Task brief: A verbatim copy of the records is required, with all pictures left out.

Data lines:
— START —

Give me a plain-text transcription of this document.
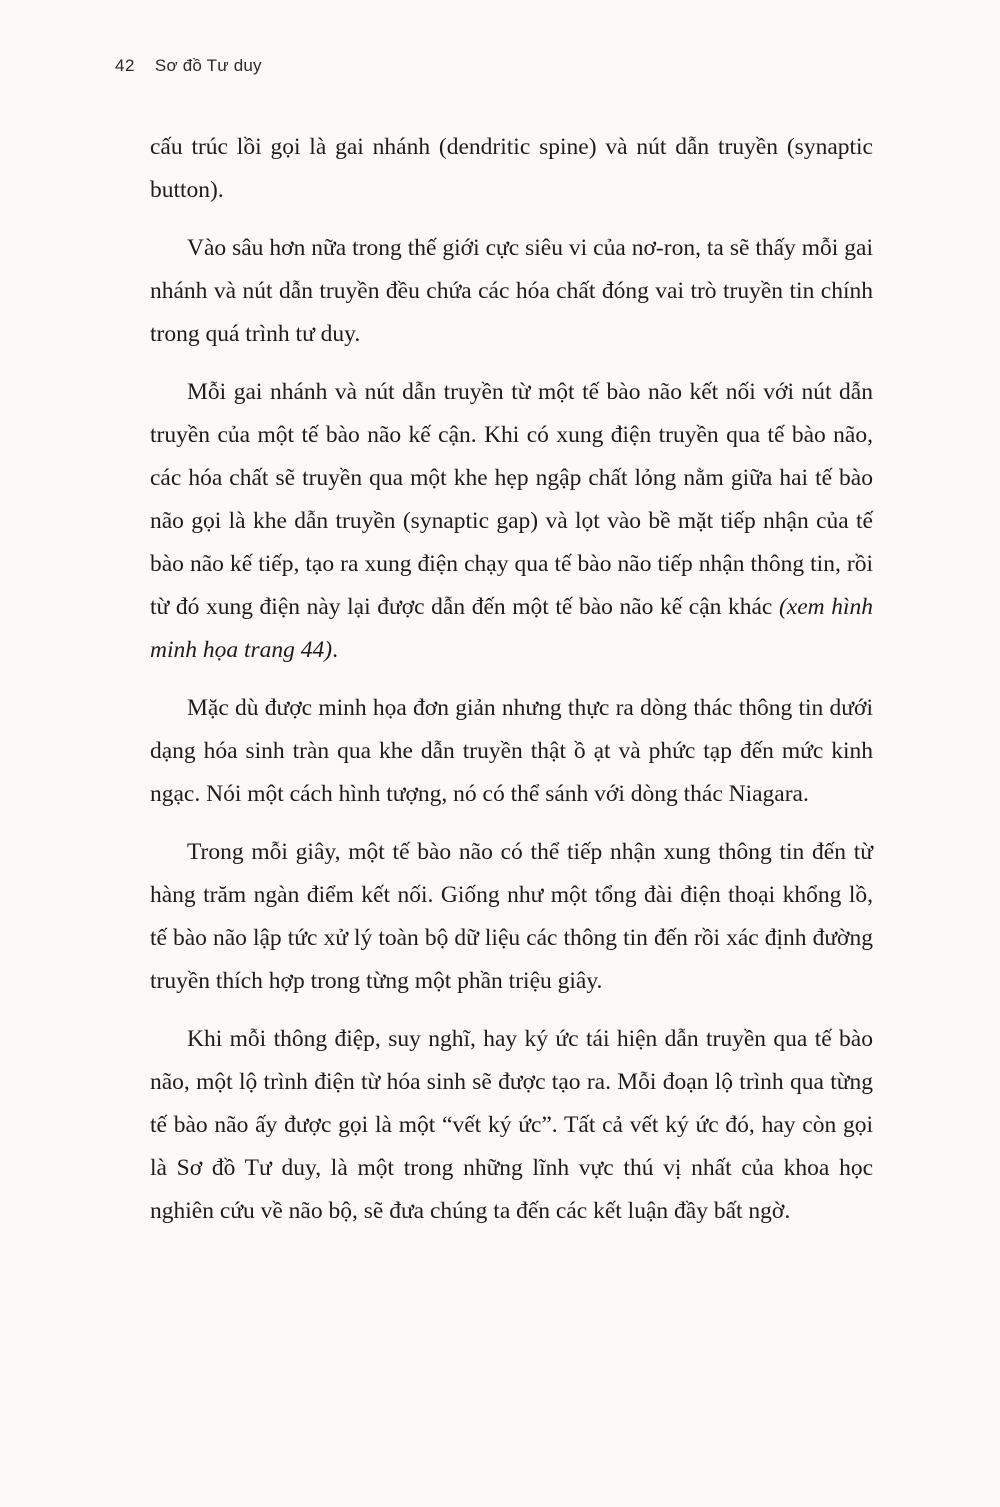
42 Sơ đồ Tư duy

cấu trúc lồi gọi là gai nhánh (dendritic spine) và nút dẫn truyền (synaptic button).

Vào sâu hơn nữa trong thế giới cực siêu vi của nơ-ron, ta sẽ thấy mỗi gai nhánh và nút dẫn truyền đều chứa các hóa chất đóng vai trò truyền tin chính trong quá trình tư duy.

Mỗi gai nhánh và nút dẫn truyền từ một tế bào não kết nối với nút dẫn truyền của một tế bào não kế cận. Khi có xung điện truyền qua tế bào não, các hóa chất sẽ truyền qua một khe hẹp ngập chất lỏng nằm giữa hai tế bào não gọi là khe dẫn truyền (synaptic gap) và lọt vào bề mặt tiếp nhận của tế bào não kế tiếp, tạo ra xung điện chạy qua tế bào não tiếp nhận thông tin, rồi từ đó xung điện này lại được dẫn đến một tế bào não kế cận khác (xem hình minh họa trang 44).

Mặc dù được minh họa đơn giản nhưng thực ra dòng thác thông tin dưới dạng hóa sinh tràn qua khe dẫn truyền thật ồ ạt và phức tạp đến mức kinh ngạc. Nói một cách hình tượng, nó có thể sánh với dòng thác Niagara.

Trong mỗi giây, một tế bào não có thể tiếp nhận xung thông tin đến từ hàng trăm ngàn điểm kết nối. Giống như một tổng đài điện thoại khổng lồ, tế bào não lập tức xử lý toàn bộ dữ liệu các thông tin đến rồi xác định đường truyền thích hợp trong từng một phần triệu giây.

Khi mỗi thông điệp, suy nghĩ, hay ký ức tái hiện dẫn truyền qua tế bào não, một lộ trình điện từ hóa sinh sẽ được tạo ra. Mỗi đoạn lộ trình qua từng tế bào não ấy được gọi là một “vết ký ức”. Tất cả vết ký ức đó, hay còn gọi là Sơ đồ Tư duy, là một trong những lĩnh vực thú vị nhất của khoa học nghiên cứu về não bộ, sẽ đưa chúng ta đến các kết luận đầy bất ngờ.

— END —

Solution to this task:
Give me a plain-text transcription of this document.
42 Sơ đồ Tư duy

cấu trúc lồi gọi là gai nhánh (dendritic spine) và nút dẫn truyền (synaptic button).

Vào sâu hơn nữa trong thế giới cực siêu vi của nơ-ron, ta sẽ thấy mỗi gai nhánh và nút dẫn truyền đều chứa các hóa chất đóng vai trò truyền tin chính trong quá trình tư duy.

Mỗi gai nhánh và nút dẫn truyền từ một tế bào não kết nối với nút dẫn truyền của một tế bào não kế cận. Khi có xung điện truyền qua tế bào não, các hóa chất sẽ truyền qua một khe hẹp ngập chất lỏng nằm giữa hai tế bào não gọi là khe dẫn truyền (synaptic gap) và lọt vào bề mặt tiếp nhận của tế bào não kế tiếp, tạo ra xung điện chạy qua tế bào não tiếp nhận thông tin, rồi từ đó xung điện này lại được dẫn đến một tế bào não kế cận khác (xem hình minh họa trang 44).

Mặc dù được minh họa đơn giản nhưng thực ra dòng thác thông tin dưới dạng hóa sinh tràn qua khe dẫn truyền thật ồ ạt và phức tạp đến mức kinh ngạc. Nói một cách hình tượng, nó có thể sánh với dòng thác Niagara.

Trong mỗi giây, một tế bào não có thể tiếp nhận xung thông tin đến từ hàng trăm ngàn điểm kết nối. Giống như một tổng đài điện thoại khổng lồ, tế bào não lập tức xử lý toàn bộ dữ liệu các thông tin đến rồi xác định đường truyền thích hợp trong từng một phần triệu giây.

Khi mỗi thông điệp, suy nghĩ, hay ký ức tái hiện dẫn truyền qua tế bào não, một lộ trình điện từ hóa sinh sẽ được tạo ra. Mỗi đoạn lộ trình qua từng tế bào não ấy được gọi là một “vết ký ức”. Tất cả vết ký ức đó, hay còn gọi là Sơ đồ Tư duy, là một trong những lĩnh vực thú vị nhất của khoa học nghiên cứu về não bộ, sẽ đưa chúng ta đến các kết luận đầy bất ngờ.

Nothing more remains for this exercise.